(Data listing)
* * *
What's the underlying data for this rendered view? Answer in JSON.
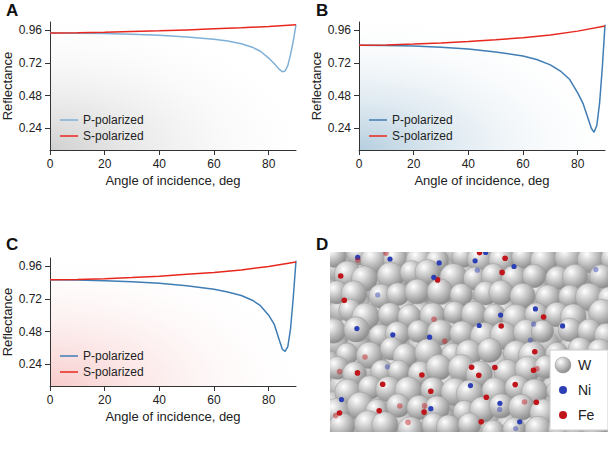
{
  "chart_data": [
    {
      "type": "line",
      "panel_label": "A",
      "x_label": "Angle of incidence, deg",
      "y_label": "Reflectance",
      "xlim": [
        0,
        90
      ],
      "xticks": [
        0,
        20,
        40,
        60,
        80
      ],
      "ylim": [
        0.08,
        1.02
      ],
      "yticks": [
        0.24,
        0.48,
        0.72,
        0.96
      ],
      "grid": false,
      "legend": "bottom-left",
      "series": [
        {
          "name": "P-polarized",
          "color": "#7fb0d8",
          "x": [
            0,
            10,
            20,
            30,
            40,
            50,
            60,
            65,
            70,
            74,
            77,
            80,
            82,
            84,
            85,
            86,
            87,
            88,
            89,
            90
          ],
          "values": [
            0.94,
            0.938,
            0.935,
            0.93,
            0.922,
            0.91,
            0.893,
            0.88,
            0.86,
            0.835,
            0.805,
            0.755,
            0.715,
            0.67,
            0.655,
            0.66,
            0.7,
            0.78,
            0.88,
            1.0
          ]
        },
        {
          "name": "S-polarized",
          "color": "#e8281e",
          "x": [
            0,
            10,
            20,
            30,
            40,
            50,
            60,
            70,
            80,
            90
          ],
          "values": [
            0.94,
            0.941,
            0.945,
            0.95,
            0.955,
            0.962,
            0.97,
            0.978,
            0.987,
            1.0
          ]
        }
      ]
    },
    {
      "type": "line",
      "panel_label": "B",
      "x_label": "Angle of incidence, deg",
      "y_label": "Reflectance",
      "xlim": [
        0,
        90
      ],
      "xticks": [
        0,
        20,
        40,
        60,
        80
      ],
      "ylim": [
        0.08,
        1.02
      ],
      "yticks": [
        0.24,
        0.48,
        0.72,
        0.96
      ],
      "grid": false,
      "legend": "bottom-left",
      "series": [
        {
          "name": "P-polarized",
          "color": "#3f7db5",
          "x": [
            0,
            10,
            20,
            30,
            40,
            50,
            60,
            65,
            70,
            74,
            77,
            80,
            82,
            84,
            85,
            86,
            87,
            88,
            89,
            90
          ],
          "values": [
            0.85,
            0.848,
            0.843,
            0.835,
            0.822,
            0.8,
            0.77,
            0.745,
            0.705,
            0.655,
            0.6,
            0.5,
            0.42,
            0.3,
            0.24,
            0.21,
            0.26,
            0.42,
            0.68,
            1.0
          ]
        },
        {
          "name": "S-polarized",
          "color": "#e8281e",
          "x": [
            0,
            10,
            20,
            30,
            40,
            50,
            60,
            70,
            80,
            90
          ],
          "values": [
            0.85,
            0.852,
            0.858,
            0.866,
            0.876,
            0.89,
            0.905,
            0.925,
            0.953,
            0.99
          ]
        }
      ]
    },
    {
      "type": "line",
      "panel_label": "C",
      "x_label": "Angle of incidence, deg",
      "y_label": "Reflectance",
      "xlim": [
        0,
        90
      ],
      "xticks": [
        0,
        20,
        40,
        60,
        80
      ],
      "ylim": [
        0.08,
        1.02
      ],
      "yticks": [
        0.24,
        0.48,
        0.72,
        0.96
      ],
      "grid": false,
      "legend": "bottom-left",
      "series": [
        {
          "name": "P-polarized",
          "color": "#3f7db5",
          "x": [
            0,
            10,
            20,
            30,
            40,
            50,
            60,
            65,
            70,
            74,
            77,
            80,
            82,
            84,
            85,
            86,
            87,
            88,
            89,
            90
          ],
          "values": [
            0.86,
            0.858,
            0.853,
            0.846,
            0.834,
            0.816,
            0.79,
            0.77,
            0.745,
            0.71,
            0.67,
            0.6,
            0.535,
            0.41,
            0.35,
            0.335,
            0.37,
            0.5,
            0.73,
            1.0
          ]
        },
        {
          "name": "S-polarized",
          "color": "#e8281e",
          "x": [
            0,
            10,
            20,
            30,
            40,
            50,
            60,
            70,
            80,
            90
          ],
          "values": [
            0.86,
            0.862,
            0.868,
            0.876,
            0.886,
            0.9,
            0.914,
            0.932,
            0.958,
            0.99
          ]
        }
      ]
    }
  ],
  "image": {
    "panel_label": "D",
    "legend": [
      {
        "name": "W",
        "color": "#c4c4c4"
      },
      {
        "name": "Ni",
        "color": "#2c3fb4"
      },
      {
        "name": "Fe",
        "color": "#c0151b"
      }
    ]
  }
}
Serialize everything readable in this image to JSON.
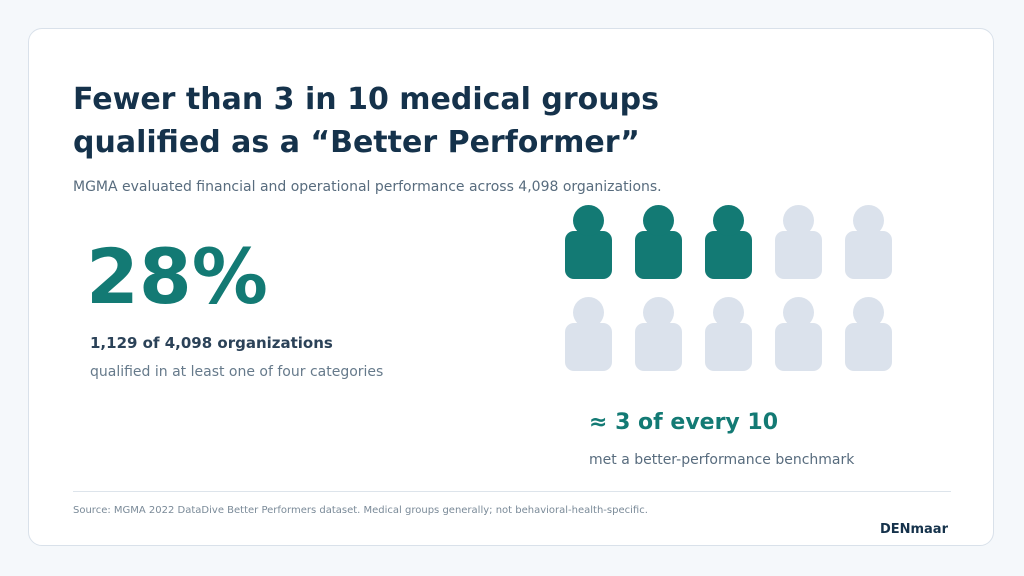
{
  "title_line1": "Fewer than 3 in 10 medical groups",
  "title_line2": "qualified as a “Better Performer”",
  "subtitle": "MGMA evaluated financial and operational performance across 4,098 organizations.",
  "stat": {
    "value": "28%",
    "label": "1,129 of 4,098 organizations",
    "caption": "qualified in at least one of four categories"
  },
  "pictogram": {
    "total": 10,
    "highlighted": 3,
    "highlight_color": "#137a74",
    "muted_color": "#dbe2ec",
    "icon": "person-icon"
  },
  "ratio": {
    "headline": "≈ 3 of every 10",
    "caption": "met a better-performance benchmark"
  },
  "footer": {
    "source": "Source: MGMA 2022 DataDive Better Performers dataset. Medical groups generally; not behavioral-health-specific.",
    "brand": "DENmaar"
  }
}
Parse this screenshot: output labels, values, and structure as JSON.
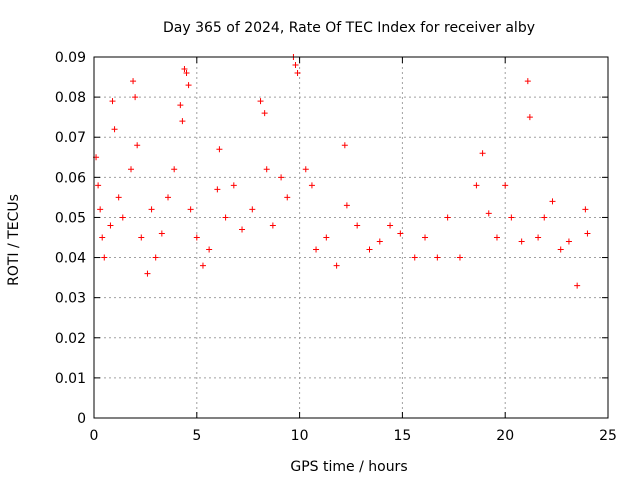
{
  "chart_data": {
    "type": "scatter",
    "title": "Day 365 of 2024, Rate Of TEC Index for receiver alby",
    "xlabel": "GPS time / hours",
    "ylabel": "ROTI / TECUs",
    "xlim": [
      0,
      25
    ],
    "ylim": [
      0,
      0.09
    ],
    "xticks": [
      0,
      5,
      10,
      15,
      20,
      25
    ],
    "yticks": [
      0,
      0.01,
      0.02,
      0.03,
      0.04,
      0.05,
      0.06,
      0.07,
      0.08,
      0.09
    ],
    "ytick_labels": [
      "0",
      "0.01",
      "0.02",
      "0.03",
      "0.04",
      "0.05",
      "0.06",
      "0.07",
      "0.08",
      "0.09"
    ],
    "grid": true,
    "marker": "+",
    "color": "#ff0000",
    "series": [
      {
        "x": [
          0.1,
          0.2,
          0.3,
          0.4,
          0.5,
          0.8,
          0.9,
          1.0,
          1.2,
          1.4,
          1.8,
          1.9,
          2.0,
          2.1,
          2.3,
          2.6,
          2.8,
          3.0,
          3.3,
          3.6,
          3.9,
          4.2,
          4.3,
          4.4,
          4.5,
          4.6,
          4.7,
          5.0,
          5.3,
          5.6,
          6.0,
          6.1,
          6.4,
          6.8,
          7.2,
          7.7,
          8.1,
          8.3,
          8.4,
          8.7,
          9.1,
          9.4,
          9.7,
          9.8,
          9.9,
          10.3,
          10.6,
          10.8,
          11.3,
          11.8,
          12.2,
          12.3,
          12.8,
          13.4,
          13.9,
          14.4,
          14.9,
          15.6,
          16.1,
          16.7,
          17.2,
          17.8,
          18.6,
          18.9,
          19.2,
          19.6,
          20.0,
          20.3,
          20.8,
          21.1,
          21.2,
          21.6,
          21.9,
          22.3,
          22.7,
          23.1,
          23.5,
          23.9,
          24.0
        ],
        "y": [
          0.065,
          0.058,
          0.052,
          0.045,
          0.04,
          0.048,
          0.079,
          0.072,
          0.055,
          0.05,
          0.062,
          0.084,
          0.08,
          0.068,
          0.045,
          0.036,
          0.052,
          0.04,
          0.046,
          0.055,
          0.062,
          0.078,
          0.074,
          0.087,
          0.086,
          0.083,
          0.052,
          0.045,
          0.038,
          0.042,
          0.057,
          0.067,
          0.05,
          0.058,
          0.047,
          0.052,
          0.079,
          0.076,
          0.062,
          0.048,
          0.06,
          0.055,
          0.09,
          0.088,
          0.086,
          0.062,
          0.058,
          0.042,
          0.045,
          0.038,
          0.068,
          0.053,
          0.048,
          0.042,
          0.044,
          0.048,
          0.046,
          0.04,
          0.045,
          0.04,
          0.05,
          0.04,
          0.058,
          0.066,
          0.051,
          0.045,
          0.058,
          0.05,
          0.044,
          0.084,
          0.075,
          0.045,
          0.05,
          0.054,
          0.042,
          0.044,
          0.033,
          0.052,
          0.046
        ]
      }
    ]
  }
}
* * *
**Description of the task:**
Select every line above that contains the word "image", and copy it.

**Written solution:**
  "image": {
Serialize everything readable in this image to JSON.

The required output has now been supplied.